:: Given records ::
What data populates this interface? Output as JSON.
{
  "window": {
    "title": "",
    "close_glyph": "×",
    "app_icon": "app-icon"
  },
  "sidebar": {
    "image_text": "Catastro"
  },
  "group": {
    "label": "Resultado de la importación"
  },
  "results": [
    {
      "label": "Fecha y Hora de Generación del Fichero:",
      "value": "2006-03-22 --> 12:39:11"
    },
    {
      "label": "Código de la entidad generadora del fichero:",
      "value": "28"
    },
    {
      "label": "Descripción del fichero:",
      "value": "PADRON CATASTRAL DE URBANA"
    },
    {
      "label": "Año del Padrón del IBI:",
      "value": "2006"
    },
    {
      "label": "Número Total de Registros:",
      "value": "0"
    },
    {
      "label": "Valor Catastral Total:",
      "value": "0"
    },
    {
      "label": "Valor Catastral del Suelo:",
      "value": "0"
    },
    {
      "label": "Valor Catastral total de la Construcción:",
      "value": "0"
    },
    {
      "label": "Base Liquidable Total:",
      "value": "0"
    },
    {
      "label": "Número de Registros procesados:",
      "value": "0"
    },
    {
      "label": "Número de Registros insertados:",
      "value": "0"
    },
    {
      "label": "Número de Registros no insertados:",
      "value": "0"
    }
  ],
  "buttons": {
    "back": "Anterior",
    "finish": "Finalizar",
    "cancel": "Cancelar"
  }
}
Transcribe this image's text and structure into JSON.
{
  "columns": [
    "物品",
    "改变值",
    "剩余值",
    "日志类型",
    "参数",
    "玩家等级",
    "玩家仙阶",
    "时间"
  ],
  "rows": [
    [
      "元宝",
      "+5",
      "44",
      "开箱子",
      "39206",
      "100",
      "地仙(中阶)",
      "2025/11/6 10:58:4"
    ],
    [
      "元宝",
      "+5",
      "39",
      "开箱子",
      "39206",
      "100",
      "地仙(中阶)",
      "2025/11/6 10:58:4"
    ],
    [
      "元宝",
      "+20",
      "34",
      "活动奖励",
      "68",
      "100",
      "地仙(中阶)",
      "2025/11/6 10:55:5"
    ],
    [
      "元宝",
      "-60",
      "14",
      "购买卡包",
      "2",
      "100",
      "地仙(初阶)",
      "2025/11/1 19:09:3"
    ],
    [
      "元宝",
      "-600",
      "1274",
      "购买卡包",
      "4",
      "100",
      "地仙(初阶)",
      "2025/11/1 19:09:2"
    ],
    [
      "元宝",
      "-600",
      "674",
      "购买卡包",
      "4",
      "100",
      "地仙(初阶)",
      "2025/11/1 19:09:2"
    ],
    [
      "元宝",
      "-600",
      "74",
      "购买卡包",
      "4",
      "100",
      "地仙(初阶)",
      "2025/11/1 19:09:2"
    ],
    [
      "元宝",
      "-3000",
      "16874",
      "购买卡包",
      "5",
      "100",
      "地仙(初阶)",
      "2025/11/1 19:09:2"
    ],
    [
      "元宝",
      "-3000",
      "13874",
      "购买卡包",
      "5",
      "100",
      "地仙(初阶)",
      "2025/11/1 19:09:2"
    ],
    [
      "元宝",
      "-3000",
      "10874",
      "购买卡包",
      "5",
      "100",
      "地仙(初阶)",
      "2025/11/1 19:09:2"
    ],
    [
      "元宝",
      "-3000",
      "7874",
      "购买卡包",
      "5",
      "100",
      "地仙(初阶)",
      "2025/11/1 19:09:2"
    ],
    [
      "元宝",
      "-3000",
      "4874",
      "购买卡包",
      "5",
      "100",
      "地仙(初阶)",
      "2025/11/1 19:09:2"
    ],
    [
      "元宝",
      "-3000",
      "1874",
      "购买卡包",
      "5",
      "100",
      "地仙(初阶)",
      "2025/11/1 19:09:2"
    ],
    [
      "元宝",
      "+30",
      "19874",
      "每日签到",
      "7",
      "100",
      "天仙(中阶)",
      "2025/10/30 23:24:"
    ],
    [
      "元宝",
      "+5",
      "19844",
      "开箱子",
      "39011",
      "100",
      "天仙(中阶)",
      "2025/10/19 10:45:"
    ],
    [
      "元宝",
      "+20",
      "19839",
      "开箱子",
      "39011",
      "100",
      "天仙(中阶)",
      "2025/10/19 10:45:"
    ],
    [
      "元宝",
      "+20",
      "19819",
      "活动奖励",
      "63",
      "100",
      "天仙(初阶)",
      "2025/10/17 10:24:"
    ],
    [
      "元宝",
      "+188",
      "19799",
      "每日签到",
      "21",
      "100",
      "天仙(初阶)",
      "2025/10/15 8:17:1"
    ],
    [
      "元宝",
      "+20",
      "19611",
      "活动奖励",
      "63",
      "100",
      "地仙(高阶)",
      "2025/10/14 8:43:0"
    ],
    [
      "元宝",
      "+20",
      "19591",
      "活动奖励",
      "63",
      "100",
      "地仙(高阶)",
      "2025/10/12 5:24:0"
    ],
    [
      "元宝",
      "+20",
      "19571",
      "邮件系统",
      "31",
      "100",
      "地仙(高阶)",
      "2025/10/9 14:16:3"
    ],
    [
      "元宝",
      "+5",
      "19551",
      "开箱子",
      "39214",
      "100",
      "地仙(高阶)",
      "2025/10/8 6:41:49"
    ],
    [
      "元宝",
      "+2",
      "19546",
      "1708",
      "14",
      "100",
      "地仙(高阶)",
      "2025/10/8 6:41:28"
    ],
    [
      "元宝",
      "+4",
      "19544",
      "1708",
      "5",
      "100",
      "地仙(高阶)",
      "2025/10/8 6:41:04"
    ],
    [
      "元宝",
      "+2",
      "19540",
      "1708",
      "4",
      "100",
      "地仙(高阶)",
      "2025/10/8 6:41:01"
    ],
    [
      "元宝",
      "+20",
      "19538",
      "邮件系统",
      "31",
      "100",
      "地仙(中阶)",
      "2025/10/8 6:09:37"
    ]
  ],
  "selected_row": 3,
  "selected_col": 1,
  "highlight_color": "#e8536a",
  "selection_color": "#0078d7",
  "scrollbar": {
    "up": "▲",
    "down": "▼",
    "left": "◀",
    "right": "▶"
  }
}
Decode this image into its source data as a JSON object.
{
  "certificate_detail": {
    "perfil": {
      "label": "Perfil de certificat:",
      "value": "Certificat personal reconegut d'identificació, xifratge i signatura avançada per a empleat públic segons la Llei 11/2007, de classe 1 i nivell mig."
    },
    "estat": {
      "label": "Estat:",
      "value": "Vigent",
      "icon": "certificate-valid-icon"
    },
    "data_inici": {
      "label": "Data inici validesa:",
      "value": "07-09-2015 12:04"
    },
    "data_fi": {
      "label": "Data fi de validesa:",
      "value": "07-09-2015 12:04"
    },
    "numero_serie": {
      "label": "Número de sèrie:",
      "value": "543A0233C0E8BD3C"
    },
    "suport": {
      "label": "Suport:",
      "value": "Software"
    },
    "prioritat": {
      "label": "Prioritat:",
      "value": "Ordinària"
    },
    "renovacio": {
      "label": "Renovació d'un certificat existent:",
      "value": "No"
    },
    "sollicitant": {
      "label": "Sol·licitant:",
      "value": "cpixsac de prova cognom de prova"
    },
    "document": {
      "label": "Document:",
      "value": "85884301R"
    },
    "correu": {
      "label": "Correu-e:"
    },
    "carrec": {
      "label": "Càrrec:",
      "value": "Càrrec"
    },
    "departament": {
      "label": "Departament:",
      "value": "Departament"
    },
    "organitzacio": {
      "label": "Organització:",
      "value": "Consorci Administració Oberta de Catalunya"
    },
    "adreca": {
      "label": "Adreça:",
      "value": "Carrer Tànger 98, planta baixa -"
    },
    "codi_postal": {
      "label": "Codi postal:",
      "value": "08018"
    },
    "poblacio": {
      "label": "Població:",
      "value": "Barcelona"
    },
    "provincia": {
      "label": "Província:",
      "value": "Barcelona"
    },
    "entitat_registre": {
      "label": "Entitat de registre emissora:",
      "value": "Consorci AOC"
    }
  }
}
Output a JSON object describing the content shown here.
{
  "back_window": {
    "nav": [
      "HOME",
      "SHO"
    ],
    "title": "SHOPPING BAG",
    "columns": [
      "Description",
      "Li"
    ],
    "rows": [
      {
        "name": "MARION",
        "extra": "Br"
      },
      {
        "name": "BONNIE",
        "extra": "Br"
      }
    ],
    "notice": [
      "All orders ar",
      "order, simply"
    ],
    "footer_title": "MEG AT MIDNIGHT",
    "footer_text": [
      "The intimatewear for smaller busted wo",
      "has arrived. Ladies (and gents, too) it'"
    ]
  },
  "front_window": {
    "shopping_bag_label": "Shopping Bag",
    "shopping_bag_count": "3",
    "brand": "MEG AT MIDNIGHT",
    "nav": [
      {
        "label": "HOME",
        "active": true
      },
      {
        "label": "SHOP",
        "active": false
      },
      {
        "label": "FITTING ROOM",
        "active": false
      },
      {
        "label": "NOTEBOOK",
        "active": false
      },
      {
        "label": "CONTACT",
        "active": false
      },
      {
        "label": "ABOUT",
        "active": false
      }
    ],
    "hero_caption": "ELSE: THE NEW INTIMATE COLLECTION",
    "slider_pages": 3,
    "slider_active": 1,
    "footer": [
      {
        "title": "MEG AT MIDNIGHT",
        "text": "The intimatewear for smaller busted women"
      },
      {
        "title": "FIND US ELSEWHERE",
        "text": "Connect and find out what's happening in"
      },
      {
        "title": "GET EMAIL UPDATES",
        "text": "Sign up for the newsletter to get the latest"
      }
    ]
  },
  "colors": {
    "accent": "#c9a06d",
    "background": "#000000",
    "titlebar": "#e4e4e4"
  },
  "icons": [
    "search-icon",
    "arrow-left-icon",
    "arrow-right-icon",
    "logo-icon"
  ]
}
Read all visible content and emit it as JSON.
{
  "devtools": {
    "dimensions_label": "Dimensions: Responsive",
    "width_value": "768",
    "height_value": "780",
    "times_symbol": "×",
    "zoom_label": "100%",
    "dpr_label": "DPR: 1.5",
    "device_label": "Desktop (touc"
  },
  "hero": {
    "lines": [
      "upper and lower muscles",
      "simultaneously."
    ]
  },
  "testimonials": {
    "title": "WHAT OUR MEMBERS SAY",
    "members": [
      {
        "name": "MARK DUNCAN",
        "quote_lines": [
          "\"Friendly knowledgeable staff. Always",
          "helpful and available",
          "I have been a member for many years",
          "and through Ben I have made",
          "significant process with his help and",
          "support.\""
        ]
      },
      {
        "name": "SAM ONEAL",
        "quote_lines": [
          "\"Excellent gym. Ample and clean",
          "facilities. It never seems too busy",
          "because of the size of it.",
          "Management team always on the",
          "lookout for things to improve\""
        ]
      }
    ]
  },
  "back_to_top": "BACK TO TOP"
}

:: Objective ::
Where a line above contains the string "MIDNIGHT", copy that line.

:: Result ::
    "footer_title": "MEG AT MIDNIGHT",
    "brand": "MEG AT MIDNIGHT",
        "title": "MEG AT MIDNIGHT",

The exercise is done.